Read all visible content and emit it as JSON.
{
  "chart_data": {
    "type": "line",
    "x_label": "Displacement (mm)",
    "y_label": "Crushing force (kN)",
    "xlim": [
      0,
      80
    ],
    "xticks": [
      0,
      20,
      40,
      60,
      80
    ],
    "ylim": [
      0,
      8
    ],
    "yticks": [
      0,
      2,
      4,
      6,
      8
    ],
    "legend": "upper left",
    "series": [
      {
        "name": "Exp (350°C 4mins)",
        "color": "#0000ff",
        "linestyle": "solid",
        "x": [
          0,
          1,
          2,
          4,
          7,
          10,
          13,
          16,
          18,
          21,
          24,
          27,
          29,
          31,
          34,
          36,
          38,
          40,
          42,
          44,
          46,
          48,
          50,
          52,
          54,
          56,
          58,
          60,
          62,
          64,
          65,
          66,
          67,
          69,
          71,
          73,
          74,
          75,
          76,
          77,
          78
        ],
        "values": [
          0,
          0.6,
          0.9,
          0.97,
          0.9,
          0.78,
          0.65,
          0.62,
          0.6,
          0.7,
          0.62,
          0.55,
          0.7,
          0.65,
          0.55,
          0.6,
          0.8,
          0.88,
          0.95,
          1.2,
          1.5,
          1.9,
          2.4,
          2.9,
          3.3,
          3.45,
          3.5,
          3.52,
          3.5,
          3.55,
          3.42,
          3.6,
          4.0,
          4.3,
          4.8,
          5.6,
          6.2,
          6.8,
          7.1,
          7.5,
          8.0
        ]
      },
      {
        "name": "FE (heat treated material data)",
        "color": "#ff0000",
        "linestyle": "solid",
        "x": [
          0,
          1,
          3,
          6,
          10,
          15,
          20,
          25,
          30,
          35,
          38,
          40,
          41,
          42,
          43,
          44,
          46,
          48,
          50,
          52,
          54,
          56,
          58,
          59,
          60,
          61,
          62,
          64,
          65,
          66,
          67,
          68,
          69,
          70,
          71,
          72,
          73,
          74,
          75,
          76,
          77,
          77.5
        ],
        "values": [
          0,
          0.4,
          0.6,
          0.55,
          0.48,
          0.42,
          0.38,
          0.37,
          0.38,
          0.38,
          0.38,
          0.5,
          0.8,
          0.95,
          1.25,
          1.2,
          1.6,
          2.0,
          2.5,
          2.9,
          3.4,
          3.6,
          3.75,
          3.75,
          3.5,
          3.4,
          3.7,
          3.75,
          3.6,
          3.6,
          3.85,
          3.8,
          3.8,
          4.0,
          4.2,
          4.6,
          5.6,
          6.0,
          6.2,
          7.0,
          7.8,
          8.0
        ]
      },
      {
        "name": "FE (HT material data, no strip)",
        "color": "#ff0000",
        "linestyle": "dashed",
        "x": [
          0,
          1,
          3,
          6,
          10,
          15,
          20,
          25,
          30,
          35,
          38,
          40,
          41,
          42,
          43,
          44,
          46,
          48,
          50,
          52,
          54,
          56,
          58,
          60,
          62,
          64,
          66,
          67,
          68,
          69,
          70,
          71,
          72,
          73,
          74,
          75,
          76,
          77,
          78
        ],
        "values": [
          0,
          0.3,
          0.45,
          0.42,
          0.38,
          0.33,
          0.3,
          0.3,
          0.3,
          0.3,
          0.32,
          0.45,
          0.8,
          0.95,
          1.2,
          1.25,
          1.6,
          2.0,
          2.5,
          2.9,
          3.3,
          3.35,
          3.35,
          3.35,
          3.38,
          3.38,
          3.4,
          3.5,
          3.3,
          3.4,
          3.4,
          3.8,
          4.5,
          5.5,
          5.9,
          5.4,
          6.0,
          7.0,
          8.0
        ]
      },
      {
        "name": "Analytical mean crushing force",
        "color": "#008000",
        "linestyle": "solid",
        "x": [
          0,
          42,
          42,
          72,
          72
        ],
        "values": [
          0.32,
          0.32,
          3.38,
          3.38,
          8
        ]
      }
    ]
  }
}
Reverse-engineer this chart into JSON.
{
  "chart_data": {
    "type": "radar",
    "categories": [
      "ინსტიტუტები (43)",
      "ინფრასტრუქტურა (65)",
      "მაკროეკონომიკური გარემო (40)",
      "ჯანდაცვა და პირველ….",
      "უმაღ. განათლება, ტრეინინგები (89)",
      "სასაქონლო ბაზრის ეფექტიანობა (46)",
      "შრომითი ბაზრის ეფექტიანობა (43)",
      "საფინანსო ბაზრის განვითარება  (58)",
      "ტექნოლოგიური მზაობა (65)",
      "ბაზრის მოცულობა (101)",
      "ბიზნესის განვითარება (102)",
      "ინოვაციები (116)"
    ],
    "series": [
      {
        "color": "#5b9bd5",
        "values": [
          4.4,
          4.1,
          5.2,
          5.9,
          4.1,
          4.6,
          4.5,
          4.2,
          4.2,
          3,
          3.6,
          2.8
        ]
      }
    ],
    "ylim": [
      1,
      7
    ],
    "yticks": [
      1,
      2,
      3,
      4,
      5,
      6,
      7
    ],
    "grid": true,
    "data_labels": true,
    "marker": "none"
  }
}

· · · ·

• Your task
Each line that has the word "name" should be copied.

• Response to the exercise
        "name": "Exp (350°C 4mins)",
        "name": "FE (heat treated material data)",
        "name": "FE (HT material data, no strip)",
        "name": "Analytical mean crushing force",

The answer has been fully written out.